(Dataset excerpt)

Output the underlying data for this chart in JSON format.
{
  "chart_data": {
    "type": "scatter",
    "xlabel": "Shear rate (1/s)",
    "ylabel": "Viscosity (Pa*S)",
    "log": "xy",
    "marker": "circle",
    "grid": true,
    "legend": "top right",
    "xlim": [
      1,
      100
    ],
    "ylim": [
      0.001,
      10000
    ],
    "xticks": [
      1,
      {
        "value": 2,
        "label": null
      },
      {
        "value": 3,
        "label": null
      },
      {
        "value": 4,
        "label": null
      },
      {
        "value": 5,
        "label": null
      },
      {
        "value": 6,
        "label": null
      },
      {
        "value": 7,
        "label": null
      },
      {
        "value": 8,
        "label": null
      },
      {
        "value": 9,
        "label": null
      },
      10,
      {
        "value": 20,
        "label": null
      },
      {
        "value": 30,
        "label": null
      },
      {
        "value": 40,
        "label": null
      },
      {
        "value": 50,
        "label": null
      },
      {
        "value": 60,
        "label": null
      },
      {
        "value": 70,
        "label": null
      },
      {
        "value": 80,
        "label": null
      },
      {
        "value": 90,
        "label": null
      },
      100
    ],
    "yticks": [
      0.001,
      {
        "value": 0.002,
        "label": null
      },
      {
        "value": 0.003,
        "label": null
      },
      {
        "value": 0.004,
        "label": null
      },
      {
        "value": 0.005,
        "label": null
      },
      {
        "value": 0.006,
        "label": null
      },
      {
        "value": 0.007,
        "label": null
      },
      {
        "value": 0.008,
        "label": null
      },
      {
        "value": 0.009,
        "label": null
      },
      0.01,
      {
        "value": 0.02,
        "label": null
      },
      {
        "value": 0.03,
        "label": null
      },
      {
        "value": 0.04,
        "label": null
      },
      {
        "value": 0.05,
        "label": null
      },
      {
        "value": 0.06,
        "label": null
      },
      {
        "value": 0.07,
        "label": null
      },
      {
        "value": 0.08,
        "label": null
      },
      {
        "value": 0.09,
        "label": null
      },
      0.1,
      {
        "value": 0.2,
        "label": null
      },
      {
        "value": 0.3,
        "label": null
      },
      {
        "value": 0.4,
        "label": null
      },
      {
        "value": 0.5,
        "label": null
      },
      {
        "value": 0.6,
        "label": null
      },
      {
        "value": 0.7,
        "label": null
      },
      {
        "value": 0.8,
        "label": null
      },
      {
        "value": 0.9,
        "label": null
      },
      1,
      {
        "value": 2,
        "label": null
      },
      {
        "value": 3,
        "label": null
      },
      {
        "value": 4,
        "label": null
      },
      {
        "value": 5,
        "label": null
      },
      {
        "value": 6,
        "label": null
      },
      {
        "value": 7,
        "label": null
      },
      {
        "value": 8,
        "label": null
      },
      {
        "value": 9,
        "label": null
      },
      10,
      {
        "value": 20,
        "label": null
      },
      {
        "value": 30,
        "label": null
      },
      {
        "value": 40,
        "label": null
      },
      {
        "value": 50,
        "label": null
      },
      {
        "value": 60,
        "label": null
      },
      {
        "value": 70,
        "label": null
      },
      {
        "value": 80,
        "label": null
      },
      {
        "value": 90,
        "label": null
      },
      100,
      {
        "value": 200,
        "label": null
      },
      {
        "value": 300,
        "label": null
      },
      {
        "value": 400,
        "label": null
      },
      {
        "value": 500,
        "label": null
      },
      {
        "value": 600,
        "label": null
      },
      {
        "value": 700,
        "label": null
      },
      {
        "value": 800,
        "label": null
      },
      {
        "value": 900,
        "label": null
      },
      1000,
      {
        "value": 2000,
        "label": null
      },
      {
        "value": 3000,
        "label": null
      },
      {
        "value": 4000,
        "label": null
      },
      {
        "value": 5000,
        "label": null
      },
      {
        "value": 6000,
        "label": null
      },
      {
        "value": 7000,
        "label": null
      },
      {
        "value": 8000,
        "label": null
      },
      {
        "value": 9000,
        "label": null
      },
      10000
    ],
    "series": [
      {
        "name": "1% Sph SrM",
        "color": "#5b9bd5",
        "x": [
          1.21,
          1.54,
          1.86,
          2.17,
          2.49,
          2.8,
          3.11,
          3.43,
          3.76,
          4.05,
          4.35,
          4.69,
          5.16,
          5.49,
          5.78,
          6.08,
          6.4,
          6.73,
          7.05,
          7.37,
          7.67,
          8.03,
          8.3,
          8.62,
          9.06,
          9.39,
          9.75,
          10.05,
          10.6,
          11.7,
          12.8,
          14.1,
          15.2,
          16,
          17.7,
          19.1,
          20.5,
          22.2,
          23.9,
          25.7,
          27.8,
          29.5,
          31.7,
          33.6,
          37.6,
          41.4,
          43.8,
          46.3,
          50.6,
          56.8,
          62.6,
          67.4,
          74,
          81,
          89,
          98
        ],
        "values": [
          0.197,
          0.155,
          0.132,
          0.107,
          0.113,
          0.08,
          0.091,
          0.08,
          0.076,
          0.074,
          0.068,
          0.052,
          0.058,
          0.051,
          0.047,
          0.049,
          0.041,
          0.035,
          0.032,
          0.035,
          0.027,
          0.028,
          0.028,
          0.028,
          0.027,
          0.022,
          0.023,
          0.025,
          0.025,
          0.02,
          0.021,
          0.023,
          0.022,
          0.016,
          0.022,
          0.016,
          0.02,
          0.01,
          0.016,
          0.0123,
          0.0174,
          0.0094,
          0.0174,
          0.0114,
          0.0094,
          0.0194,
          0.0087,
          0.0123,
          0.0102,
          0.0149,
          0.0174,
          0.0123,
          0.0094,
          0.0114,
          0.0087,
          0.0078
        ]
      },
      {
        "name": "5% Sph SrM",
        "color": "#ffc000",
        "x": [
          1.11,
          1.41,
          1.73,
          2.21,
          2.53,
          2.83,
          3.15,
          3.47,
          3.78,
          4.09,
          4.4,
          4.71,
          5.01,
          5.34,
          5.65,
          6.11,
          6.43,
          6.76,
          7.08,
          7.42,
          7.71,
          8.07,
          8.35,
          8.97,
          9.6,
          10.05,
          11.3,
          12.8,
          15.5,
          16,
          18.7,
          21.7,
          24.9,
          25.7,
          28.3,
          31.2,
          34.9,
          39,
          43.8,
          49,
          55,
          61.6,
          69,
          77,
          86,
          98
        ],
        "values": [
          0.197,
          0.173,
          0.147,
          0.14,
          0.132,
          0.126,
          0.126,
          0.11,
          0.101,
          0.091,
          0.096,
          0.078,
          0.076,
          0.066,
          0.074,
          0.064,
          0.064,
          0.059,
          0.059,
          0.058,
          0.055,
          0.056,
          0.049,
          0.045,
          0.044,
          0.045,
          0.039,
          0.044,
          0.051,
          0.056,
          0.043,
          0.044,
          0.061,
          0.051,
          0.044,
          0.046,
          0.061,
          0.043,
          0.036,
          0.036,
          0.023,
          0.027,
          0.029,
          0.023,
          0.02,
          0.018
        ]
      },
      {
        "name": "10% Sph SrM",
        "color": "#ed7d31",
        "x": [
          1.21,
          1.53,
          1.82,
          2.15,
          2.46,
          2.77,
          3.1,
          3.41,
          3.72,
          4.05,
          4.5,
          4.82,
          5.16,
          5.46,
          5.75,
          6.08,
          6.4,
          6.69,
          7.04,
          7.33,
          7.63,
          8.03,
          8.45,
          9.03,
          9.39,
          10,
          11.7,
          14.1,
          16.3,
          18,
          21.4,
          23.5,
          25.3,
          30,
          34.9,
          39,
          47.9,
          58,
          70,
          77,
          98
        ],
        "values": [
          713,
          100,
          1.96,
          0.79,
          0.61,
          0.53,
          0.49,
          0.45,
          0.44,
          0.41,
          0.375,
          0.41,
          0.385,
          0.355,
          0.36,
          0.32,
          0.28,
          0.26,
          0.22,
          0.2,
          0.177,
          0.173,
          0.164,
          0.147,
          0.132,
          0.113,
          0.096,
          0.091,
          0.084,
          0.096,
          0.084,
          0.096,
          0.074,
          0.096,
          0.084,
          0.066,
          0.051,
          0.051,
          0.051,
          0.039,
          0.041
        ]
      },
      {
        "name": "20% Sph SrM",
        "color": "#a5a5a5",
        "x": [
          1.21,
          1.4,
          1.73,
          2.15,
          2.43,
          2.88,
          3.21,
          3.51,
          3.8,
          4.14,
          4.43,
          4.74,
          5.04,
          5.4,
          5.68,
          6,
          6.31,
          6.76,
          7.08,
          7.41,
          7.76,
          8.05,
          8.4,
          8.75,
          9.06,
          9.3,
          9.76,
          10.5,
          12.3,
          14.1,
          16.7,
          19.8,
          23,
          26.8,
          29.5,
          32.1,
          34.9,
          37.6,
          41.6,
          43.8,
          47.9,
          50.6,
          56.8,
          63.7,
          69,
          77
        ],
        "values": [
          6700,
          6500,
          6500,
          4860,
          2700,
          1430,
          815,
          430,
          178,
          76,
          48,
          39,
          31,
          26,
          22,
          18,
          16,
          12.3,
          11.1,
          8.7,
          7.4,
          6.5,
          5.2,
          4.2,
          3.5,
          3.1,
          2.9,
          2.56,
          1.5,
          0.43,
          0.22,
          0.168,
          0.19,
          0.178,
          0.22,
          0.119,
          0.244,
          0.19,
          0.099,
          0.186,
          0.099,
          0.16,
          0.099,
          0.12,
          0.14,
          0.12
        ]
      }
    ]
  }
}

STATED PROBLEM:
Only the number is wanted: how many lines above include the word "name"?

RESPONSE TO THE TASK:
4